(Saved entries)

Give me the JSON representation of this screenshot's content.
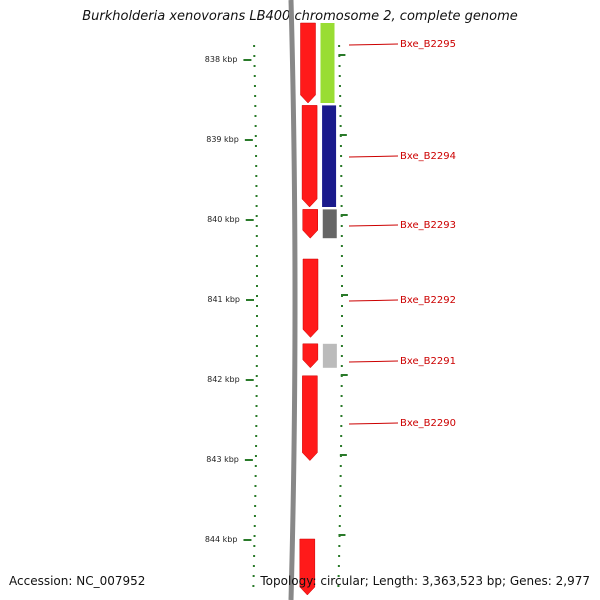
{
  "title": "Burkholderia xenovorans LB400 chromosome 2, complete genome",
  "footer": {
    "accession": "Accession: NC_007952",
    "summary": "Topology: circular; Length: 3,363,523 bp; Genes: 2,977"
  },
  "kbp_ticks": [
    {
      "label": "838 kbp",
      "kbp": 838
    },
    {
      "label": "839 kbp",
      "kbp": 839
    },
    {
      "label": "840 kbp",
      "kbp": 840
    },
    {
      "label": "841 kbp",
      "kbp": 841
    },
    {
      "label": "842 kbp",
      "kbp": 842
    },
    {
      "label": "843 kbp",
      "kbp": 843
    },
    {
      "label": "844 kbp",
      "kbp": 844
    }
  ],
  "genes": [
    {
      "label": "Bxe_B2295",
      "start_kbp": 837.55,
      "end_kbp": 838.55,
      "strand": "+"
    },
    {
      "label": "Bxe_B2294",
      "start_kbp": 838.58,
      "end_kbp": 839.85,
      "strand": "+"
    },
    {
      "label": "Bxe_B2293",
      "start_kbp": 839.88,
      "end_kbp": 840.24,
      "strand": "+"
    },
    {
      "label": "Bxe_B2292",
      "start_kbp": 840.5,
      "end_kbp": 841.48,
      "strand": "+"
    },
    {
      "label": "Bxe_B2291",
      "start_kbp": 841.56,
      "end_kbp": 841.86,
      "strand": "+"
    },
    {
      "label": "Bxe_B2290",
      "start_kbp": 841.96,
      "end_kbp": 843.02,
      "strand": "+"
    },
    {
      "label": "",
      "start_kbp": 844.0,
      "end_kbp": 844.7,
      "strand": "+"
    }
  ],
  "feature_blocks": [
    {
      "name": "cds-feature",
      "color": "#99dd33",
      "start_kbp": 837.55,
      "end_kbp": 838.55
    },
    {
      "name": "cds-feature",
      "color": "#1a1a8c",
      "start_kbp": 838.58,
      "end_kbp": 839.85
    },
    {
      "name": "cds-feature",
      "color": "#666666",
      "start_kbp": 839.88,
      "end_kbp": 840.24
    },
    {
      "name": "cds-feature",
      "color": "#bbbbbb",
      "start_kbp": 841.56,
      "end_kbp": 841.86
    }
  ],
  "colors": {
    "gene_arrow": "#ff1a1a",
    "backbone": "#888888",
    "tick": "#2a7a2a",
    "label": "#cc0000"
  }
}
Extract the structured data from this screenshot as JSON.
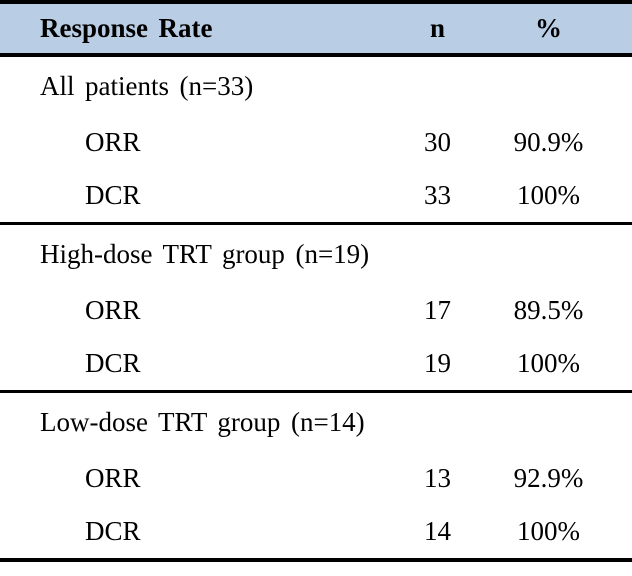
{
  "table": {
    "header": {
      "response_rate": "Response Rate",
      "n": "n",
      "percent": "%"
    },
    "sections": [
      {
        "group_label": "All patients (n=33)",
        "rows": [
          {
            "label": "ORR",
            "n": "30",
            "pct": "90.9%"
          },
          {
            "label": "DCR",
            "n": "33",
            "pct": "100%"
          }
        ]
      },
      {
        "group_label": "High-dose TRT group (n=19)",
        "rows": [
          {
            "label": "ORR",
            "n": "17",
            "pct": "89.5%"
          },
          {
            "label": "DCR",
            "n": "19",
            "pct": "100%"
          }
        ]
      },
      {
        "group_label": "Low-dose TRT group (n=14)",
        "rows": [
          {
            "label": "ORR",
            "n": "13",
            "pct": "92.9%"
          },
          {
            "label": "DCR",
            "n": "14",
            "pct": "100%"
          }
        ]
      }
    ],
    "colors": {
      "header_bg": "#b9cde5",
      "border": "#000000",
      "text": "#000000"
    }
  }
}
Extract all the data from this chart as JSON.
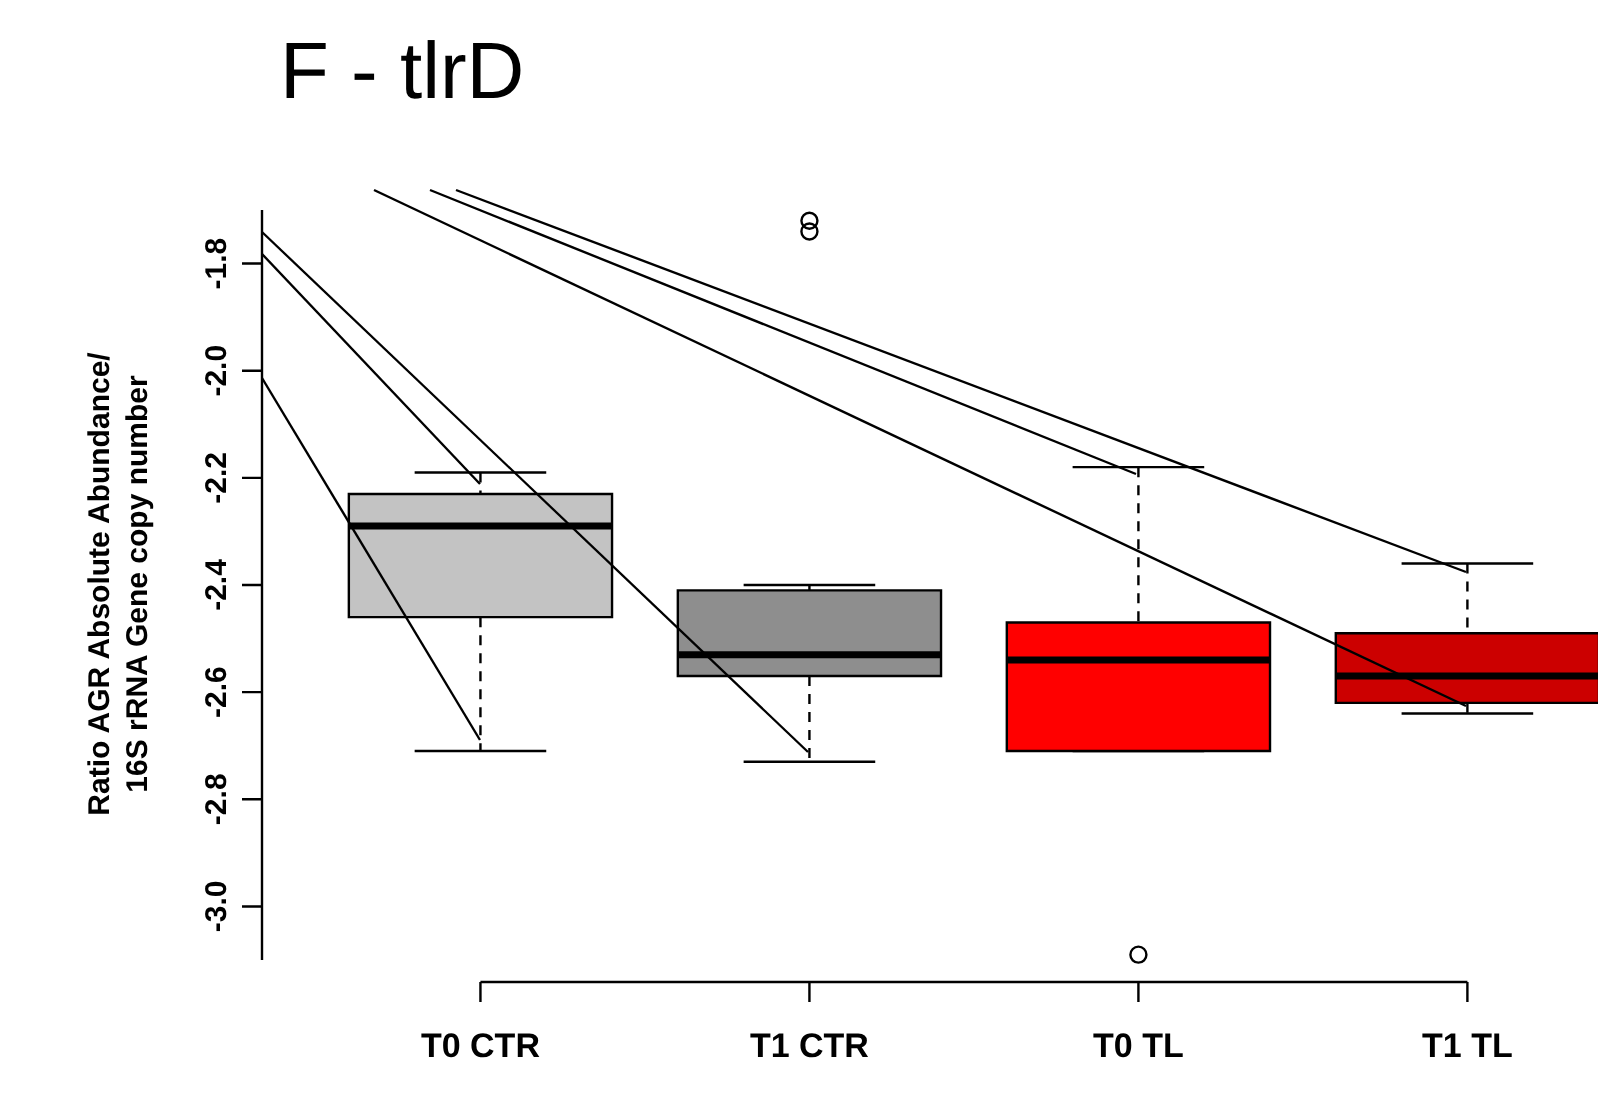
{
  "chart_data": {
    "type": "box",
    "title": "F - tlrD",
    "ylabel": "Ratio AGR Absolute Abundance/\n16S rRNA Gene copy number",
    "categories": [
      "T0 CTR",
      "T1 CTR",
      "T0 TL",
      "T1 TL"
    ],
    "colors": [
      "#c3c3c3",
      "#8e8e8e",
      "#ff0000",
      "#cc0000"
    ],
    "boxes": [
      {
        "low": -2.71,
        "q1": -2.46,
        "median": -2.29,
        "q3": -2.23,
        "high": -2.19
      },
      {
        "low": -2.73,
        "q1": -2.57,
        "median": -2.53,
        "q3": -2.41,
        "high": -2.4,
        "outliers": [
          -1.72,
          -1.74
        ]
      },
      {
        "low": -2.71,
        "q1": -2.71,
        "median": -2.54,
        "q3": -2.47,
        "high": -2.18,
        "outliers": [
          -3.09
        ]
      },
      {
        "low": -2.64,
        "q1": -2.62,
        "median": -2.57,
        "q3": -2.49,
        "high": -2.36
      }
    ],
    "ylim": [
      -3.1,
      -1.7
    ],
    "yticks": [
      -1.8,
      {
        "value": -2,
        "label": "-2.0"
      },
      -2.2,
      -2.4,
      -2.6,
      -2.8,
      {
        "value": -3,
        "label": "-3.0"
      }
    ],
    "grid": false,
    "legend": false
  }
}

→ **WHAT TO DO**
Copy out the records above in full, exactly as written, but not the pictures.

→ **EXPECTED ANSWER**
Give me the JSON representation of this screenshot's content.
{
  "title": "Burkholderia xenovorans LB400 chromosome 2, complete genome",
  "footer": {
    "accession": "Accession: NC_007952",
    "summary": "Topology: circular; Length: 3,363,523 bp; Genes: 2,977"
  },
  "kbp_ticks": [
    {
      "label": "838 kbp",
      "kbp": 838
    },
    {
      "label": "839 kbp",
      "kbp": 839
    },
    {
      "label": "840 kbp",
      "kbp": 840
    },
    {
      "label": "841 kbp",
      "kbp": 841
    },
    {
      "label": "842 kbp",
      "kbp": 842
    },
    {
      "label": "843 kbp",
      "kbp": 843
    },
    {
      "label": "844 kbp",
      "kbp": 844
    }
  ],
  "genes": [
    {
      "label": "Bxe_B2295",
      "start_kbp": 837.55,
      "end_kbp": 838.55,
      "strand": "+"
    },
    {
      "label": "Bxe_B2294",
      "start_kbp": 838.58,
      "end_kbp": 839.85,
      "strand": "+"
    },
    {
      "label": "Bxe_B2293",
      "start_kbp": 839.88,
      "end_kbp": 840.24,
      "strand": "+"
    },
    {
      "label": "Bxe_B2292",
      "start_kbp": 840.5,
      "end_kbp": 841.48,
      "strand": "+"
    },
    {
      "label": "Bxe_B2291",
      "start_kbp": 841.56,
      "end_kbp": 841.86,
      "strand": "+"
    },
    {
      "label": "Bxe_B2290",
      "start_kbp": 841.96,
      "end_kbp": 843.02,
      "strand": "+"
    },
    {
      "label": "",
      "start_kbp": 844.0,
      "end_kbp": 844.7,
      "strand": "+"
    }
  ],
  "feature_blocks": [
    {
      "name": "cds-feature",
      "color": "#99dd33",
      "start_kbp": 837.55,
      "end_kbp": 838.55
    },
    {
      "name": "cds-feature",
      "color": "#1a1a8c",
      "start_kbp": 838.58,
      "end_kbp": 839.85
    },
    {
      "name": "cds-feature",
      "color": "#666666",
      "start_kbp": 839.88,
      "end_kbp": 840.24
    },
    {
      "name": "cds-feature",
      "color": "#bbbbbb",
      "start_kbp": 841.56,
      "end_kbp": 841.86
    }
  ],
  "colors": {
    "gene_arrow": "#ff1a1a",
    "backbone": "#888888",
    "tick": "#2a7a2a",
    "label": "#cc0000"
  }
}
Extract the structured data from this screenshot as JSON.
{
  "table": {
    "header": {
      "response_rate": "Response Rate",
      "n": "n",
      "percent": "%"
    },
    "sections": [
      {
        "group_label": "All patients (n=33)",
        "rows": [
          {
            "label": "ORR",
            "n": "30",
            "pct": "90.9%"
          },
          {
            "label": "DCR",
            "n": "33",
            "pct": "100%"
          }
        ]
      },
      {
        "group_label": "High-dose TRT group (n=19)",
        "rows": [
          {
            "label": "ORR",
            "n": "17",
            "pct": "89.5%"
          },
          {
            "label": "DCR",
            "n": "19",
            "pct": "100%"
          }
        ]
      },
      {
        "group_label": "Low-dose TRT group (n=14)",
        "rows": [
          {
            "label": "ORR",
            "n": "13",
            "pct": "92.9%"
          },
          {
            "label": "DCR",
            "n": "14",
            "pct": "100%"
          }
        ]
      }
    ],
    "colors": {
      "header_bg": "#b9cde5",
      "border": "#000000",
      "text": "#000000"
    }
  }
}
Extract all the data from this chart as JSON.
{
  "chart_data": {
    "type": "box",
    "title": "F - tlrD",
    "ylabel": "Ratio AGR Absolute Abundance/\n16S rRNA Gene copy number",
    "categories": [
      "T0 CTR",
      "T1 CTR",
      "T0 TL",
      "T1 TL"
    ],
    "colors": [
      "#c3c3c3",
      "#8e8e8e",
      "#ff0000",
      "#cc0000"
    ],
    "boxes": [
      {
        "low": -2.71,
        "q1": -2.46,
        "median": -2.29,
        "q3": -2.23,
        "high": -2.19
      },
      {
        "low": -2.73,
        "q1": -2.57,
        "median": -2.53,
        "q3": -2.41,
        "high": -2.4,
        "outliers": [
          -1.72,
          -1.74
        ]
      },
      {
        "low": -2.71,
        "q1": -2.71,
        "median": -2.54,
        "q3": -2.47,
        "high": -2.18,
        "outliers": [
          -3.09
        ]
      },
      {
        "low": -2.64,
        "q1": -2.62,
        "median": -2.57,
        "q3": -2.49,
        "high": -2.36
      }
    ],
    "ylim": [
      -3.1,
      -1.7
    ],
    "yticks": [
      -1.8,
      {
        "value": -2,
        "label": "-2.0"
      },
      -2.2,
      -2.4,
      -2.6,
      -2.8,
      {
        "value": -3,
        "label": "-3.0"
      }
    ],
    "grid": false,
    "legend": false
  }
}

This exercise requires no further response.